[Recorded data]
"""
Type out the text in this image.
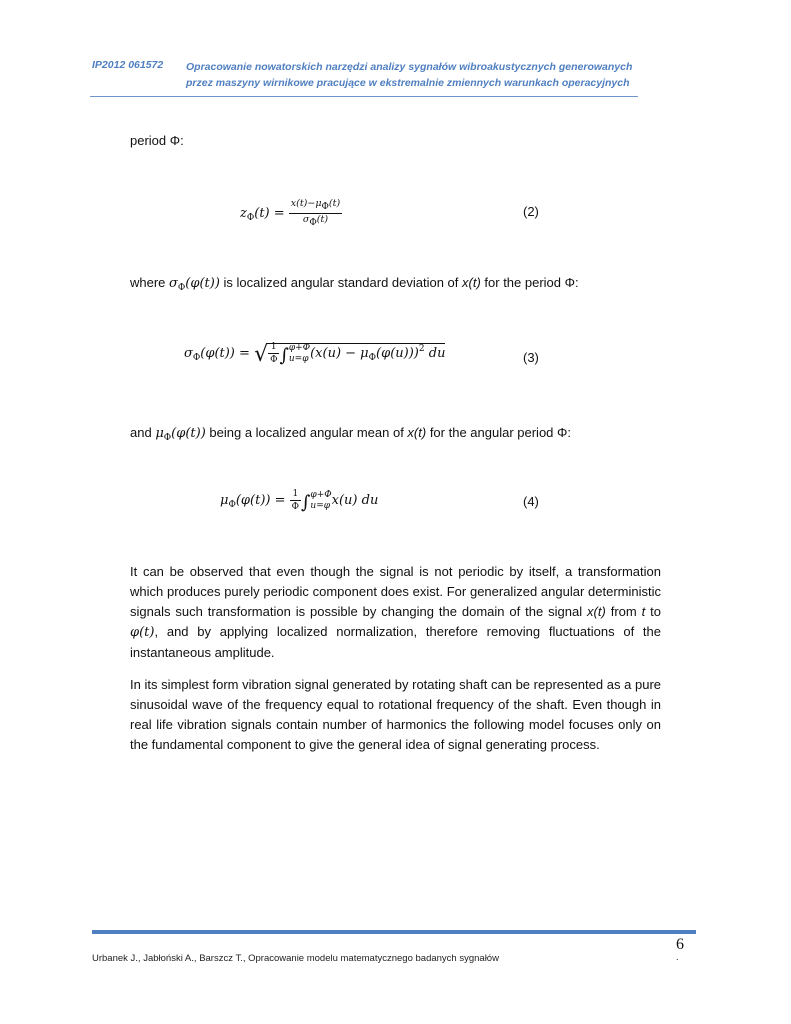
IP2012 061572 Opracowanie nowatorskich narzędzi analizy sygnałów wibroakustycznych generowanych
przez maszyny wirnikowe pracujące w ekstremalnie zmiennych warunkach operacyjnych
period Φ:
$z_\Phi(t) = \frac{x(t)-\mu\Phi(t)}{\sigma\Phi(t)}$	(2)
where $\sigma_\Phi(\varphi(t))$ is localized angular standard deviation of x(t) for the period Φ:
$\sigma_\Phi(\varphi(t))$ = √ $\frac{1}{\Phi}$ ∫ φ+Φ
u=φ $(x(u) - \mu_\Phi(\varphi(u)))^2$ du	(3)
and $\mu_\Phi(\varphi(t))$ being a localized angular mean of x(t) for the angular period Φ:
$\mu_\Phi(\varphi(t)) = \frac{1}{\Phi}$ ∫ φ+Φ
u=φ x(u) du	(4)
It can be observed that even though the signal is not periodic by itself, a transformation which produces purely periodic component does exist. For generalized angular deterministic signals such transformation is possible by changing the domain of the signal x(t) from t to φ(t), and by applying localized normalization, therefore removing fluctuations of the instantaneous amplitude.
In its simplest form vibration signal generated by rotating shaft can be represented as a pure sinusoidal wave of the frequency equal to rotational frequency of the shaft. Even though in real life vibration signals contain number of harmonics the following model focuses only on the fundamental component to give the general idea of signal generating process.
6
Urbanek J., Jabłoński A., Barszcz T., Opracowanie modelu matematycznego badanych sygnałów	.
"""
Every line above should be repeated exactly; pictures stay out of the copy.

> [SOLUTION FOR THIS PROBLEM]
Type out the text in this image.
IP2012 061572 Opracowanie nowatorskich narzędzi analizy sygnałów wibroakustycznych generowanych
przez maszyny wirnikowe pracujące w ekstremalnie zmiennych warunkach operacyjnych
period Φ:
$z_\Phi(t) = \frac{x(t)-\mu\Phi(t)}{\sigma\Phi(t)}$	(2)
where $\sigma_\Phi(\varphi(t))$ is localized angular standard deviation of x(t) for the period Φ:
$\sigma_\Phi(\varphi(t))$ = √ $\frac{1}{\Phi}$ ∫ φ+Φ
u=φ $(x(u) - \mu_\Phi(\varphi(u)))^2$ du	(3)
and $\mu_\Phi(\varphi(t))$ being a localized angular mean of x(t) for the angular period Φ:
$\mu_\Phi(\varphi(t)) = \frac{1}{\Phi}$ ∫ φ+Φ
u=φ x(u) du	(4)
It can be observed that even though the signal is not periodic by itself, a transformation which produces purely periodic component does exist. For generalized angular deterministic signals such transformation is possible by changing the domain of the signal x(t) from t to φ(t), and by applying localized normalization, therefore removing fluctuations of the instantaneous amplitude.
In its simplest form vibration signal generated by rotating shaft can be represented as a pure sinusoidal wave of the frequency equal to rotational frequency of the shaft. Even though in real life vibration signals contain number of harmonics the following model focuses only on the fundamental component to give the general idea of signal generating process.
6
Urbanek J., Jabłoński A., Barszcz T., Opracowanie modelu matematycznego badanych sygnałów	.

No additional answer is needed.